### The exercise
Without including any pictures, write out all the entries exactly.

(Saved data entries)
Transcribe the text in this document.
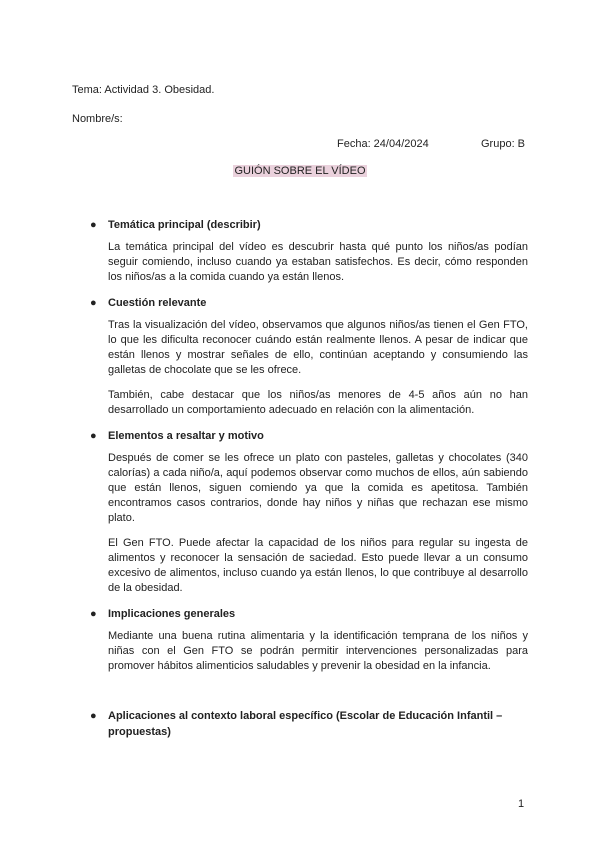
Tema: Actividad 3. Obesidad.
Nombre/s:
Fecha: 24/04/2024	Grupo: B
GUIÓN SOBRE EL VÍDEO
● Temática principal (describir)

La temática principal del vídeo es descubrir hasta qué punto los niños/as podían seguir comiendo, incluso cuando ya estaban satisfechos. Es decir, cómo responden los niños/as a la comida cuando ya están llenos.

● Cuestión relevante

Tras la visualización del vídeo, observamos que algunos niños/as tienen el Gen FTO, lo que les dificulta reconocer cuándo están realmente llenos. A pesar de indicar que están llenos y mostrar señales de ello, continúan aceptando y consumiendo las galletas de chocolate que se les ofrece.

También, cabe destacar que los niños/as menores de 4-5 años aún no han desarrollado un comportamiento adecuado en relación con la alimentación.

● Elementos a resaltar y motivo

Después de comer se les ofrece un plato con pasteles, galletas y chocolates (340 calorías) a cada niño/a, aquí podemos observar como muchos de ellos, aún sabiendo que están llenos, siguen comiendo ya que la comida es apetitosa. También encontramos casos contrarios, donde hay niños y niñas que rechazan ese mismo plato.

El Gen FTO. Puede afectar la capacidad de los niños para regular su ingesta de alimentos y reconocer la sensación de saciedad. Esto puede llevar a un consumo excesivo de alimentos, incluso cuando ya están llenos, lo que contribuye al desarrollo de la obesidad.

● Implicaciones generales

Mediante una buena rutina alimentaria y la identificación temprana de los niños y niñas con el Gen FTO se podrán permitir intervenciones personalizadas para promover hábitos alimenticios saludables y prevenir la obesidad en la infancia.

● Aplicaciones al contexto laboral específico (Escolar de Educación Infantil – propuestas)
1
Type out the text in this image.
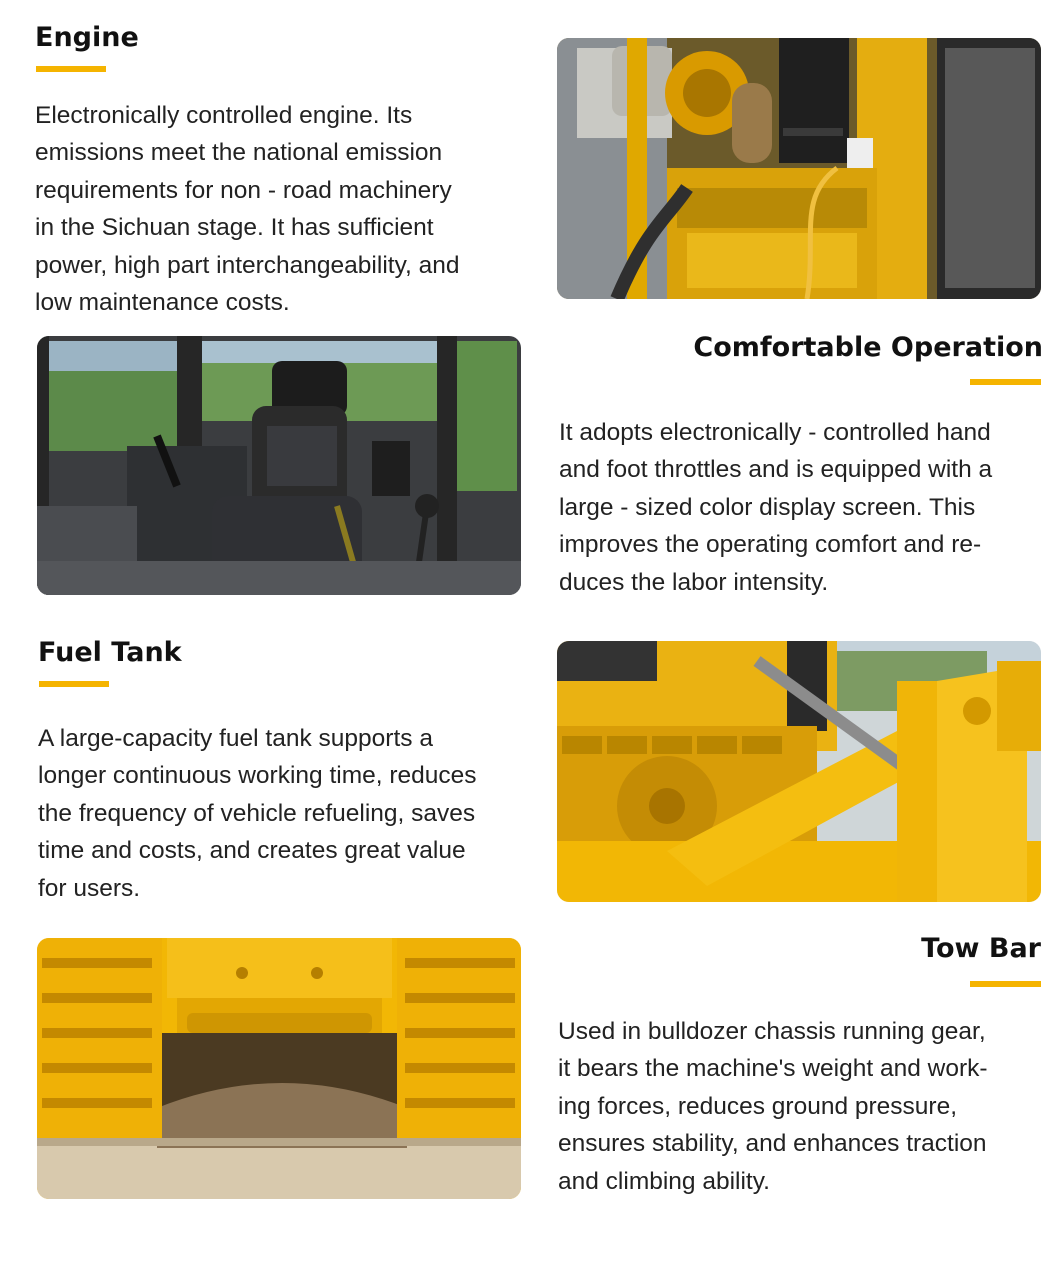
Engine
Electronically controlled engine. Its
emissions meet the national emission
requirements for non - road machinery
in the Sichuan stage. It has sufficient
power, high part interchangeability, and
low maintenance costs.
Comfortable Operation
It adopts electronically - controlled hand
and foot throttles and is equipped with a
large - sized color display screen. This
improves the operating comfort and re-
duces the labor intensity.
Fuel Tank
A large-capacity fuel tank supports a
longer continuous working time, reduces
the frequency of vehicle refueling, saves
time and costs, and creates great value
for users.
Tow Bar
Used in bulldozer chassis running gear,
it bears the machine's weight and work-
ing forces, reduces ground pressure,
ensures stability, and enhances traction
and climbing ability.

### Output of the exercise
Transcribe the text in this document.
Tema: Actividad 3. Obesidad.
Nombre/s:
Fecha: 24/04/2024	Grupo: B
GUIÓN SOBRE EL VÍDEO
● Temática principal (describir)

La temática principal del vídeo es descubrir hasta qué punto los niños/as podían seguir comiendo, incluso cuando ya estaban satisfechos. Es decir, cómo responden los niños/as a la comida cuando ya están llenos.

● Cuestión relevante

Tras la visualización del vídeo, observamos que algunos niños/as tienen el Gen FTO, lo que les dificulta reconocer cuándo están realmente llenos. A pesar de indicar que están llenos y mostrar señales de ello, continúan aceptando y consumiendo las galletas de chocolate que se les ofrece.

También, cabe destacar que los niños/as menores de 4-5 años aún no han desarrollado un comportamiento adecuado en relación con la alimentación.

● Elementos a resaltar y motivo

Después de comer se les ofrece un plato con pasteles, galletas y chocolates (340 calorías) a cada niño/a, aquí podemos observar como muchos de ellos, aún sabiendo que están llenos, siguen comiendo ya que la comida es apetitosa. También encontramos casos contrarios, donde hay niños y niñas que rechazan ese mismo plato.

El Gen FTO. Puede afectar la capacidad de los niños para regular su ingesta de alimentos y reconocer la sensación de saciedad. Esto puede llevar a un consumo excesivo de alimentos, incluso cuando ya están llenos, lo que contribuye al desarrollo de la obesidad.

● Implicaciones generales

Mediante una buena rutina alimentaria y la identificación temprana de los niños y niñas con el Gen FTO se podrán permitir intervenciones personalizadas para promover hábitos alimenticios saludables y prevenir la obesidad en la infancia.

● Aplicaciones al contexto laboral específico (Escolar de Educación Infantil – propuestas)
1
Type out the text in this image.
Engine
Electronically controlled engine. Its
emissions meet the national emission
requirements for non - road machinery
in the Sichuan stage. It has sufficient
power, high part interchangeability, and
low maintenance costs.
Comfortable Operation
It adopts electronically - controlled hand
and foot throttles and is equipped with a
large - sized color display screen. This
improves the operating comfort and re-
duces the labor intensity.
Fuel Tank
A large-capacity fuel tank supports a
longer continuous working time, reduces
the frequency of vehicle refueling, saves
time and costs, and creates great value
for users.
Tow Bar
Used in bulldozer chassis running gear,
it bears the machine's weight and work-
ing forces, reduces ground pressure,
ensures stability, and enhances traction
and climbing ability.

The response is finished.